# REQUIRED TASK
Write out every line of the material as it stands, apart from the pictures.
======== GIVEN DATA
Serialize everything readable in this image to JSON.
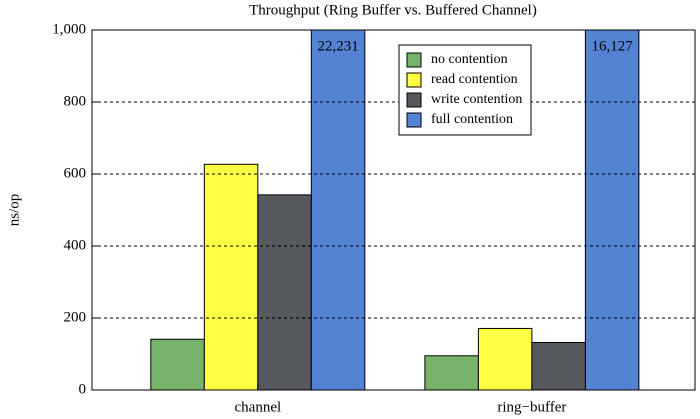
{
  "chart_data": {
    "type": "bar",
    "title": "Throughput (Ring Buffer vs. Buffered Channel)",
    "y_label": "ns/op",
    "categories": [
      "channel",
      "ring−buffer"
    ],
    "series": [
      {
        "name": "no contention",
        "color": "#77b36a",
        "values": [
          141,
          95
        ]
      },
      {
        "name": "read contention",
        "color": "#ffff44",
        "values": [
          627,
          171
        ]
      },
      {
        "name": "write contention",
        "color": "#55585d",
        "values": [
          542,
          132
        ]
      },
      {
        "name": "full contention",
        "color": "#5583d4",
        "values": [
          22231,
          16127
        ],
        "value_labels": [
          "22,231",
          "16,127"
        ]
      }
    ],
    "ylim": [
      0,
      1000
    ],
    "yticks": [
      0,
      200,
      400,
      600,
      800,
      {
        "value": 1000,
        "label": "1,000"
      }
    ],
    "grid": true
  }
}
================
# RESULT BELOW
Serialize everything readable in this image to JSON.
{
  "chart_data": {
    "type": "bar",
    "title": "Throughput (Ring Buffer vs. Buffered Channel)",
    "y_label": "ns/op",
    "categories": [
      "channel",
      "ring−buffer"
    ],
    "series": [
      {
        "name": "no contention",
        "color": "#77b36a",
        "values": [
          141,
          95
        ]
      },
      {
        "name": "read contention",
        "color": "#ffff44",
        "values": [
          627,
          171
        ]
      },
      {
        "name": "write contention",
        "color": "#55585d",
        "values": [
          542,
          132
        ]
      },
      {
        "name": "full contention",
        "color": "#5583d4",
        "values": [
          22231,
          16127
        ],
        "value_labels": [
          "22,231",
          "16,127"
        ]
      }
    ],
    "ylim": [
      0,
      1000
    ],
    "yticks": [
      0,
      200,
      400,
      600,
      800,
      {
        "value": 1000,
        "label": "1,000"
      }
    ],
    "grid": true
  }
}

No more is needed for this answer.